• [EXERCISE DESCRIPTION]
Each line below that contains "this" counts once; report the total and nothing more.
>>>>>
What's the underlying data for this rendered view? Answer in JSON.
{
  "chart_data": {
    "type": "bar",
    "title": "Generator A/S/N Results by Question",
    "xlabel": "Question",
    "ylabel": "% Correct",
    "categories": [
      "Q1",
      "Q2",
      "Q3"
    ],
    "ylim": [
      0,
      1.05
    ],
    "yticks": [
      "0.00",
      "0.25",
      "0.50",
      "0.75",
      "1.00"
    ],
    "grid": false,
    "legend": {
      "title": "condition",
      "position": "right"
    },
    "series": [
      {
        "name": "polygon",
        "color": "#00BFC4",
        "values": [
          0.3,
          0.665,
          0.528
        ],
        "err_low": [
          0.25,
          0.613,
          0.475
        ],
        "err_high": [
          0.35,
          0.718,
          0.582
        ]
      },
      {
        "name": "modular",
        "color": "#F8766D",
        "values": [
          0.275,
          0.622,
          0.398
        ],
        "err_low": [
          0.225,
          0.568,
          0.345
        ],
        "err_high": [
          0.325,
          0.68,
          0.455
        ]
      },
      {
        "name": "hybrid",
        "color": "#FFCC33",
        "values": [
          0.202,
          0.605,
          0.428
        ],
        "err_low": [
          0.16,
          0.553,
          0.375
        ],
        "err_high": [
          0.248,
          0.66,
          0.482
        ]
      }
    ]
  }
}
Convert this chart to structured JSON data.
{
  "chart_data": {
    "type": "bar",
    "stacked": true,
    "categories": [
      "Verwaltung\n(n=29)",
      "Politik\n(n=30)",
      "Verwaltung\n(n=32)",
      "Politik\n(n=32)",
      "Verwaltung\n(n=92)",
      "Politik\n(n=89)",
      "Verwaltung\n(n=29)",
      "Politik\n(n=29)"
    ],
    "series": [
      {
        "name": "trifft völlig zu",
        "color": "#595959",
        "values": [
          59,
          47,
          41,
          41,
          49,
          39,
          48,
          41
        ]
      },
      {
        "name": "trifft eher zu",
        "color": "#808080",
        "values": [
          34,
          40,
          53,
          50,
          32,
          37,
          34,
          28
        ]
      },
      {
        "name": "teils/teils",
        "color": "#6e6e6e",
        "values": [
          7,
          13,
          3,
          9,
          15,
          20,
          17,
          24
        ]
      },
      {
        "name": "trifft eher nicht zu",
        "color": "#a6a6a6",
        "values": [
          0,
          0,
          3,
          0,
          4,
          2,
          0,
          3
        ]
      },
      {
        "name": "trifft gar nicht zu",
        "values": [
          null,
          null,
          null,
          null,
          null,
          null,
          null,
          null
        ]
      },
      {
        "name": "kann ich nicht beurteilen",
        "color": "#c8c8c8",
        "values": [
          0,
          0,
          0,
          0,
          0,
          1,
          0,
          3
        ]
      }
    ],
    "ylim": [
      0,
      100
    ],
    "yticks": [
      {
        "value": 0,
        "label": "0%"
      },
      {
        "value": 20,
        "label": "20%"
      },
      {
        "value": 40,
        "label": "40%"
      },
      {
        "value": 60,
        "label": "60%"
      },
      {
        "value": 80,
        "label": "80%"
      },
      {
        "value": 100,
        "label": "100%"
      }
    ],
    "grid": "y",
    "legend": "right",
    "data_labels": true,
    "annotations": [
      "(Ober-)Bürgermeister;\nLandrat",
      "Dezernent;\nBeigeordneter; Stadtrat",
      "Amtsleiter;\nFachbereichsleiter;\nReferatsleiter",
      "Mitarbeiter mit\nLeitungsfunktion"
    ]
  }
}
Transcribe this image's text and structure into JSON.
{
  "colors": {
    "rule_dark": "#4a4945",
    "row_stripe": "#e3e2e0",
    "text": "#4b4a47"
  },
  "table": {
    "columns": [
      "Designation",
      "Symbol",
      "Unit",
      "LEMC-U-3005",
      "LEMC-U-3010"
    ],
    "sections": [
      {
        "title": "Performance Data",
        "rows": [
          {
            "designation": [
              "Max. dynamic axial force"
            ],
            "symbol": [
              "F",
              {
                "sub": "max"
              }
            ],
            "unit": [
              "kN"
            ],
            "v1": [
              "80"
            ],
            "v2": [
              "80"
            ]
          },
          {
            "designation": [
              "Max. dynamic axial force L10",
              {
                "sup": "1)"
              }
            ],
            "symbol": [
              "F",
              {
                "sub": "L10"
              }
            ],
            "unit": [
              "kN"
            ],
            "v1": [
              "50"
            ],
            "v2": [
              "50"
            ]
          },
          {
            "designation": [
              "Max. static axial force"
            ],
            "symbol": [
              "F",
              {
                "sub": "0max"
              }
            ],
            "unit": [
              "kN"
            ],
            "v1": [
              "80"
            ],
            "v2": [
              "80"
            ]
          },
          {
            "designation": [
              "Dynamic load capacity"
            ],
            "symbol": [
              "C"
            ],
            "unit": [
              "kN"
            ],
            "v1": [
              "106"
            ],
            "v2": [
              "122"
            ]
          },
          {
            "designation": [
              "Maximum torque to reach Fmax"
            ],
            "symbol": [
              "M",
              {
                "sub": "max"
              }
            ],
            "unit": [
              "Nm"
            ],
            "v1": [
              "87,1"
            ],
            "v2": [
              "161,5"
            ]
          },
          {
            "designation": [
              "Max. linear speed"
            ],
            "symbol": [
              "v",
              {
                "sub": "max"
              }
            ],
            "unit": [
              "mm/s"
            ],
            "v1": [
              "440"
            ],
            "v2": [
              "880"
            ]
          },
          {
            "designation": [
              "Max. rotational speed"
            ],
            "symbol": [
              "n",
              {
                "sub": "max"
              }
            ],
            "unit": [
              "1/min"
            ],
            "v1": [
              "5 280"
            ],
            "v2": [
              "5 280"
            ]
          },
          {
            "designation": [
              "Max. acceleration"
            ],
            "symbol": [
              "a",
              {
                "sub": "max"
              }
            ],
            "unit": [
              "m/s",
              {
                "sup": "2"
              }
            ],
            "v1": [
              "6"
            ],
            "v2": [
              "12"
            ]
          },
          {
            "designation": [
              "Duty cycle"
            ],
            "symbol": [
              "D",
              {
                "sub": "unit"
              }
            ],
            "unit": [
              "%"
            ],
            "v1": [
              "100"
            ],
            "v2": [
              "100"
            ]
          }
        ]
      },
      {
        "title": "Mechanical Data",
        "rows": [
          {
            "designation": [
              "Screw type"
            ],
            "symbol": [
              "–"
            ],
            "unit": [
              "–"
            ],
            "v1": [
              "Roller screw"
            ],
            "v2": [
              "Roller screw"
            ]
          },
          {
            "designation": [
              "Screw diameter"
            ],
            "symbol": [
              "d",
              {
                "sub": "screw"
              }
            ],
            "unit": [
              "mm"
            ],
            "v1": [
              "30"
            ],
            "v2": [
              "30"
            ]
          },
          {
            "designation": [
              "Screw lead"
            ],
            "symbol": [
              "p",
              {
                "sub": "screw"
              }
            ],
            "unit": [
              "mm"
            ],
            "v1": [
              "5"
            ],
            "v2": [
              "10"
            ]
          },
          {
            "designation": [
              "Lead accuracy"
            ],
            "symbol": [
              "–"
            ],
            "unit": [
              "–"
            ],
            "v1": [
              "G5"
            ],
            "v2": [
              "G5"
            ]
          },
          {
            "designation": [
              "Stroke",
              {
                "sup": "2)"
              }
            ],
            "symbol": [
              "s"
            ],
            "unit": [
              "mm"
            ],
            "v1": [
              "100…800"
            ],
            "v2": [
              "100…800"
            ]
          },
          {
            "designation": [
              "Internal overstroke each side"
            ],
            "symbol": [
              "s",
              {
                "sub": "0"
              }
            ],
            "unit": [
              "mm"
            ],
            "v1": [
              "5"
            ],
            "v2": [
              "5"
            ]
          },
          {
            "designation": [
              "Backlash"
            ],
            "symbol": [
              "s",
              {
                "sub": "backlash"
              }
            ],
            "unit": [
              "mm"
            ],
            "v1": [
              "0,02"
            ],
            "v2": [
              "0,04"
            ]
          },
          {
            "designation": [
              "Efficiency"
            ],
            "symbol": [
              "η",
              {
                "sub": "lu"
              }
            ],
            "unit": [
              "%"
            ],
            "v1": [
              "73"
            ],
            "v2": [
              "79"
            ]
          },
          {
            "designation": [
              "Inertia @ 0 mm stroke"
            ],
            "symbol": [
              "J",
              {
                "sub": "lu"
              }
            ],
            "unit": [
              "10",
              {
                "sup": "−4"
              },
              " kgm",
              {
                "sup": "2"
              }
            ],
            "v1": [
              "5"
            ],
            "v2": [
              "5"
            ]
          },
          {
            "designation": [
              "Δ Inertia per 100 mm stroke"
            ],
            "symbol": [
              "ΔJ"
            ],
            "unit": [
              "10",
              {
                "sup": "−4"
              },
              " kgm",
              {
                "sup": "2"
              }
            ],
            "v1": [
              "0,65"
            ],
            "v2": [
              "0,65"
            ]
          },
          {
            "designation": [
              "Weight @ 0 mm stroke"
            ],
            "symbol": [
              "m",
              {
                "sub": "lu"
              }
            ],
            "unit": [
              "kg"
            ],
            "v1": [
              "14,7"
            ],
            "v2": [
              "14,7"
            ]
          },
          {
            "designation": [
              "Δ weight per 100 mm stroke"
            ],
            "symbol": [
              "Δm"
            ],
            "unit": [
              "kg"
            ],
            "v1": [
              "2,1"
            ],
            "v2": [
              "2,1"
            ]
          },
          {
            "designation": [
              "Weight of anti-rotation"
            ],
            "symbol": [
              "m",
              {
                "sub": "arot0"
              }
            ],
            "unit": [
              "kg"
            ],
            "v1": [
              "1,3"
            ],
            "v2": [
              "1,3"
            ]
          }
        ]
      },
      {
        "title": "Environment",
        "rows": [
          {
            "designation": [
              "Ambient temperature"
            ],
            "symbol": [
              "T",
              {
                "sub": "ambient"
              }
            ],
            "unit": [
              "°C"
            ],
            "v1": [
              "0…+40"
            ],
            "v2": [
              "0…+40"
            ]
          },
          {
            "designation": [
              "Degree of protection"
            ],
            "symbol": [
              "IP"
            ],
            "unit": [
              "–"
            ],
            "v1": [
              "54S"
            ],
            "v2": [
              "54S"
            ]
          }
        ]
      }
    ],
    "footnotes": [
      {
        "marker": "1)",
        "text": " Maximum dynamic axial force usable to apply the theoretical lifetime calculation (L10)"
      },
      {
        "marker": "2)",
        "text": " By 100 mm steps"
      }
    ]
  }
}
<<<<<
• [OUTPUT OF THE EXERCISE]
3